● **EXERCISE AIM**:
Go through the records underneath and write each one out again exactly.

Saved data entries:
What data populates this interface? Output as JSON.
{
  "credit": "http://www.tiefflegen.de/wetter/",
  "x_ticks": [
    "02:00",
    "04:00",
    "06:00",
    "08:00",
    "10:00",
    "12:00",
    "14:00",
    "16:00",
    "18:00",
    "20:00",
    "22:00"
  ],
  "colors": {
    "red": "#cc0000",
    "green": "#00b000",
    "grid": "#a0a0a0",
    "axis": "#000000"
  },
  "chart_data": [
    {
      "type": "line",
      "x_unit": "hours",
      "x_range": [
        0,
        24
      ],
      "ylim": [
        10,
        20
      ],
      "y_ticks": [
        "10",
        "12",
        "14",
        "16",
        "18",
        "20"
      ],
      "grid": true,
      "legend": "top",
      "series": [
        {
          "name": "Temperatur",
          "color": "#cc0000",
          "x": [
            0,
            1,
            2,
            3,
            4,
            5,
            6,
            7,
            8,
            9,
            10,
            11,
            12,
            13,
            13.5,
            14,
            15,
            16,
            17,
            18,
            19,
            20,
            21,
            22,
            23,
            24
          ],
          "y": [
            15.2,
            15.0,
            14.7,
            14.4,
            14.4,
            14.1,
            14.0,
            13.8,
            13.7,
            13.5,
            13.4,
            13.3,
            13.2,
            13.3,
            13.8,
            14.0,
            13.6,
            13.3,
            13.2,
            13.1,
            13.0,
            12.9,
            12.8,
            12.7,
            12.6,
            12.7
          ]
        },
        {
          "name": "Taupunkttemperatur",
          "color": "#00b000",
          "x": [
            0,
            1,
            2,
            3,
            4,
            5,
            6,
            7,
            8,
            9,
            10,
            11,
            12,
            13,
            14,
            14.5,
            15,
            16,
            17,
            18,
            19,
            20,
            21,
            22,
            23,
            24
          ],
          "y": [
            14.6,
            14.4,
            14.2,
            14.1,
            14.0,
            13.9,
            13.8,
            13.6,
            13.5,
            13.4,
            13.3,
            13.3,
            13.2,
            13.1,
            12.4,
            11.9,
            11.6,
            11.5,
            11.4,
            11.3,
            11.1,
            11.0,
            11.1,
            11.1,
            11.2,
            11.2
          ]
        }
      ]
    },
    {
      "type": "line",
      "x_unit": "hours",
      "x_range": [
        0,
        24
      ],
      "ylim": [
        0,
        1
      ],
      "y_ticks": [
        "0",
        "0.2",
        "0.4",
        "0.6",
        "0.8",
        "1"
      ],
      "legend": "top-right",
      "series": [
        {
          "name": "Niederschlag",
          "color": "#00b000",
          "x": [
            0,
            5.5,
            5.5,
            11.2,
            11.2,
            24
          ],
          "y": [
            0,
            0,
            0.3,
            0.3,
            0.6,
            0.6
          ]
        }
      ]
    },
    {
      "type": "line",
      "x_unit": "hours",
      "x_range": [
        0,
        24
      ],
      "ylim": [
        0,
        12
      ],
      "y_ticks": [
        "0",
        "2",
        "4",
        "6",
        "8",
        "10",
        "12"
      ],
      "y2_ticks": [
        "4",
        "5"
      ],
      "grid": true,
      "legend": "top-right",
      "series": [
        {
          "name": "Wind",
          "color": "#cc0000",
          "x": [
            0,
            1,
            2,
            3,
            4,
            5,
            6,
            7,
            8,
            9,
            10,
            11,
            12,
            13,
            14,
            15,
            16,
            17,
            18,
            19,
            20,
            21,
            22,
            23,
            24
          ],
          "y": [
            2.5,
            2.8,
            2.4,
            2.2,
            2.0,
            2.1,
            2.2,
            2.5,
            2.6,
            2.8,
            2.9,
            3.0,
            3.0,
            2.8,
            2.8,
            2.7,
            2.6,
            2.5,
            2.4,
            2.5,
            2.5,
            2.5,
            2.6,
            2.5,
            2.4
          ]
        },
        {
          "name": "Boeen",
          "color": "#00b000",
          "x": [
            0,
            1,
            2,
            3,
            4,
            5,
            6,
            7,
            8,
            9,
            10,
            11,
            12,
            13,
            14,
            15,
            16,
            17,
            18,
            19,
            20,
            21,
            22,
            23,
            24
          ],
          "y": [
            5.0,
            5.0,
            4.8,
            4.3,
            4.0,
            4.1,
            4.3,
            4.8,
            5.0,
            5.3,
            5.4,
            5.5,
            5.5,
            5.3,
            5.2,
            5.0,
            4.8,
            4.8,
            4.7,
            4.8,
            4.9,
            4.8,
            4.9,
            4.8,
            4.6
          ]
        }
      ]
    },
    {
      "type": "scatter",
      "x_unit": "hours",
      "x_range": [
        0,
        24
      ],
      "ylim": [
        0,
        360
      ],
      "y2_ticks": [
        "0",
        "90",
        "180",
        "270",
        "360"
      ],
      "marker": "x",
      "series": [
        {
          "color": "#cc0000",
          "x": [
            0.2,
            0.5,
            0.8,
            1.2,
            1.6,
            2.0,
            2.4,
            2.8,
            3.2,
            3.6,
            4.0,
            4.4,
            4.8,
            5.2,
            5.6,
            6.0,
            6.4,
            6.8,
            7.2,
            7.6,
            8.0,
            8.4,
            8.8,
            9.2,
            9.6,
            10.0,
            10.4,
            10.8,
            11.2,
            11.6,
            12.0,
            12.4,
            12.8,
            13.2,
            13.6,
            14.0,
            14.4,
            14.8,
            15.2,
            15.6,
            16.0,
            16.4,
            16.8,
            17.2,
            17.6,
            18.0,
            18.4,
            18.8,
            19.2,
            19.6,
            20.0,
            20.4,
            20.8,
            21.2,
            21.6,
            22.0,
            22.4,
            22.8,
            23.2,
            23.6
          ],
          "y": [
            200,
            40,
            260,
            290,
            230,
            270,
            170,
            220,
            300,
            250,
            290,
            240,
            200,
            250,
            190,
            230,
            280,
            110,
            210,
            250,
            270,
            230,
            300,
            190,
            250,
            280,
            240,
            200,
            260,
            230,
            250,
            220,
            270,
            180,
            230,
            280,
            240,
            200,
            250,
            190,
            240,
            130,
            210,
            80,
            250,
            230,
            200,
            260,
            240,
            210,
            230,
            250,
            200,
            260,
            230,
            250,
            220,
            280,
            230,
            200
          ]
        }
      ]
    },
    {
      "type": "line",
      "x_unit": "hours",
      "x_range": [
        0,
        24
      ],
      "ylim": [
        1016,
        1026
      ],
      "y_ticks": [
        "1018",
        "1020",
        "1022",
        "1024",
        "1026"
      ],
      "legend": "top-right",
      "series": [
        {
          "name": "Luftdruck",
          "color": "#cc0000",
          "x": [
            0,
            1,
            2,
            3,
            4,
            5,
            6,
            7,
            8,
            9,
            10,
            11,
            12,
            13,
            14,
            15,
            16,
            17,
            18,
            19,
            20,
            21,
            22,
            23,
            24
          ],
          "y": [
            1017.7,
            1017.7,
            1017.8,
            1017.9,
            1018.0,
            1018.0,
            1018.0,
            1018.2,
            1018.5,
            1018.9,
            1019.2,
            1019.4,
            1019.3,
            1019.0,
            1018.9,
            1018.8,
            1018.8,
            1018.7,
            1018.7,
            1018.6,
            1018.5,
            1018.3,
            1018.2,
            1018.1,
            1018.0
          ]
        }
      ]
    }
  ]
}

● **COMPLETED TASK**:
What data populates this interface? Output as JSON.
{
  "credit": "http://www.tiefflegen.de/wetter/",
  "x_ticks": [
    "02:00",
    "04:00",
    "06:00",
    "08:00",
    "10:00",
    "12:00",
    "14:00",
    "16:00",
    "18:00",
    "20:00",
    "22:00"
  ],
  "colors": {
    "red": "#cc0000",
    "green": "#00b000",
    "grid": "#a0a0a0",
    "axis": "#000000"
  },
  "chart_data": [
    {
      "type": "line",
      "x_unit": "hours",
      "x_range": [
        0,
        24
      ],
      "ylim": [
        10,
        20
      ],
      "y_ticks": [
        "10",
        "12",
        "14",
        "16",
        "18",
        "20"
      ],
      "grid": true,
      "legend": "top",
      "series": [
        {
          "name": "Temperatur",
          "color": "#cc0000",
          "x": [
            0,
            1,
            2,
            3,
            4,
            5,
            6,
            7,
            8,
            9,
            10,
            11,
            12,
            13,
            13.5,
            14,
            15,
            16,
            17,
            18,
            19,
            20,
            21,
            22,
            23,
            24
          ],
          "y": [
            15.2,
            15.0,
            14.7,
            14.4,
            14.4,
            14.1,
            14.0,
            13.8,
            13.7,
            13.5,
            13.4,
            13.3,
            13.2,
            13.3,
            13.8,
            14.0,
            13.6,
            13.3,
            13.2,
            13.1,
            13.0,
            12.9,
            12.8,
            12.7,
            12.6,
            12.7
          ]
        },
        {
          "name": "Taupunkttemperatur",
          "color": "#00b000",
          "x": [
            0,
            1,
            2,
            3,
            4,
            5,
            6,
            7,
            8,
            9,
            10,
            11,
            12,
            13,
            14,
            14.5,
            15,
            16,
            17,
            18,
            19,
            20,
            21,
            22,
            23,
            24
          ],
          "y": [
            14.6,
            14.4,
            14.2,
            14.1,
            14.0,
            13.9,
            13.8,
            13.6,
            13.5,
            13.4,
            13.3,
            13.3,
            13.2,
            13.1,
            12.4,
            11.9,
            11.6,
            11.5,
            11.4,
            11.3,
            11.1,
            11.0,
            11.1,
            11.1,
            11.2,
            11.2
          ]
        }
      ]
    },
    {
      "type": "line",
      "x_unit": "hours",
      "x_range": [
        0,
        24
      ],
      "ylim": [
        0,
        1
      ],
      "y_ticks": [
        "0",
        "0.2",
        "0.4",
        "0.6",
        "0.8",
        "1"
      ],
      "legend": "top-right",
      "series": [
        {
          "name": "Niederschlag",
          "color": "#00b000",
          "x": [
            0,
            5.5,
            5.5,
            11.2,
            11.2,
            24
          ],
          "y": [
            0,
            0,
            0.3,
            0.3,
            0.6,
            0.6
          ]
        }
      ]
    },
    {
      "type": "line",
      "x_unit": "hours",
      "x_range": [
        0,
        24
      ],
      "ylim": [
        0,
        12
      ],
      "y_ticks": [
        "0",
        "2",
        "4",
        "6",
        "8",
        "10",
        "12"
      ],
      "y2_ticks": [
        "4",
        "5"
      ],
      "grid": true,
      "legend": "top-right",
      "series": [
        {
          "name": "Wind",
          "color": "#cc0000",
          "x": [
            0,
            1,
            2,
            3,
            4,
            5,
            6,
            7,
            8,
            9,
            10,
            11,
            12,
            13,
            14,
            15,
            16,
            17,
            18,
            19,
            20,
            21,
            22,
            23,
            24
          ],
          "y": [
            2.5,
            2.8,
            2.4,
            2.2,
            2.0,
            2.1,
            2.2,
            2.5,
            2.6,
            2.8,
            2.9,
            3.0,
            3.0,
            2.8,
            2.8,
            2.7,
            2.6,
            2.5,
            2.4,
            2.5,
            2.5,
            2.5,
            2.6,
            2.5,
            2.4
          ]
        },
        {
          "name": "Boeen",
          "color": "#00b000",
          "x": [
            0,
            1,
            2,
            3,
            4,
            5,
            6,
            7,
            8,
            9,
            10,
            11,
            12,
            13,
            14,
            15,
            16,
            17,
            18,
            19,
            20,
            21,
            22,
            23,
            24
          ],
          "y": [
            5.0,
            5.0,
            4.8,
            4.3,
            4.0,
            4.1,
            4.3,
            4.8,
            5.0,
            5.3,
            5.4,
            5.5,
            5.5,
            5.3,
            5.2,
            5.0,
            4.8,
            4.8,
            4.7,
            4.8,
            4.9,
            4.8,
            4.9,
            4.8,
            4.6
          ]
        }
      ]
    },
    {
      "type": "scatter",
      "x_unit": "hours",
      "x_range": [
        0,
        24
      ],
      "ylim": [
        0,
        360
      ],
      "y2_ticks": [
        "0",
        "90",
        "180",
        "270",
        "360"
      ],
      "marker": "x",
      "series": [
        {
          "color": "#cc0000",
          "x": [
            0.2,
            0.5,
            0.8,
            1.2,
            1.6,
            2.0,
            2.4,
            2.8,
            3.2,
            3.6,
            4.0,
            4.4,
            4.8,
            5.2,
            5.6,
            6.0,
            6.4,
            6.8,
            7.2,
            7.6,
            8.0,
            8.4,
            8.8,
            9.2,
            9.6,
            10.0,
            10.4,
            10.8,
            11.2,
            11.6,
            12.0,
            12.4,
            12.8,
            13.2,
            13.6,
            14.0,
            14.4,
            14.8,
            15.2,
            15.6,
            16.0,
            16.4,
            16.8,
            17.2,
            17.6,
            18.0,
            18.4,
            18.8,
            19.2,
            19.6,
            20.0,
            20.4,
            20.8,
            21.2,
            21.6,
            22.0,
            22.4,
            22.8,
            23.2,
            23.6
          ],
          "y": [
            200,
            40,
            260,
            290,
            230,
            270,
            170,
            220,
            300,
            250,
            290,
            240,
            200,
            250,
            190,
            230,
            280,
            110,
            210,
            250,
            270,
            230,
            300,
            190,
            250,
            280,
            240,
            200,
            260,
            230,
            250,
            220,
            270,
            180,
            230,
            280,
            240,
            200,
            250,
            190,
            240,
            130,
            210,
            80,
            250,
            230,
            200,
            260,
            240,
            210,
            230,
            250,
            200,
            260,
            230,
            250,
            220,
            280,
            230,
            200
          ]
        }
      ]
    },
    {
      "type": "line",
      "x_unit": "hours",
      "x_range": [
        0,
        24
      ],
      "ylim": [
        1016,
        1026
      ],
      "y_ticks": [
        "1018",
        "1020",
        "1022",
        "1024",
        "1026"
      ],
      "legend": "top-right",
      "series": [
        {
          "name": "Luftdruck",
          "color": "#cc0000",
          "x": [
            0,
            1,
            2,
            3,
            4,
            5,
            6,
            7,
            8,
            9,
            10,
            11,
            12,
            13,
            14,
            15,
            16,
            17,
            18,
            19,
            20,
            21,
            22,
            23,
            24
          ],
          "y": [
            1017.7,
            1017.7,
            1017.8,
            1017.9,
            1018.0,
            1018.0,
            1018.0,
            1018.2,
            1018.5,
            1018.9,
            1019.2,
            1019.4,
            1019.3,
            1019.0,
            1018.9,
            1018.8,
            1018.8,
            1018.7,
            1018.7,
            1018.6,
            1018.5,
            1018.3,
            1018.2,
            1018.1,
            1018.0
          ]
        }
      ]
    }
  ]
}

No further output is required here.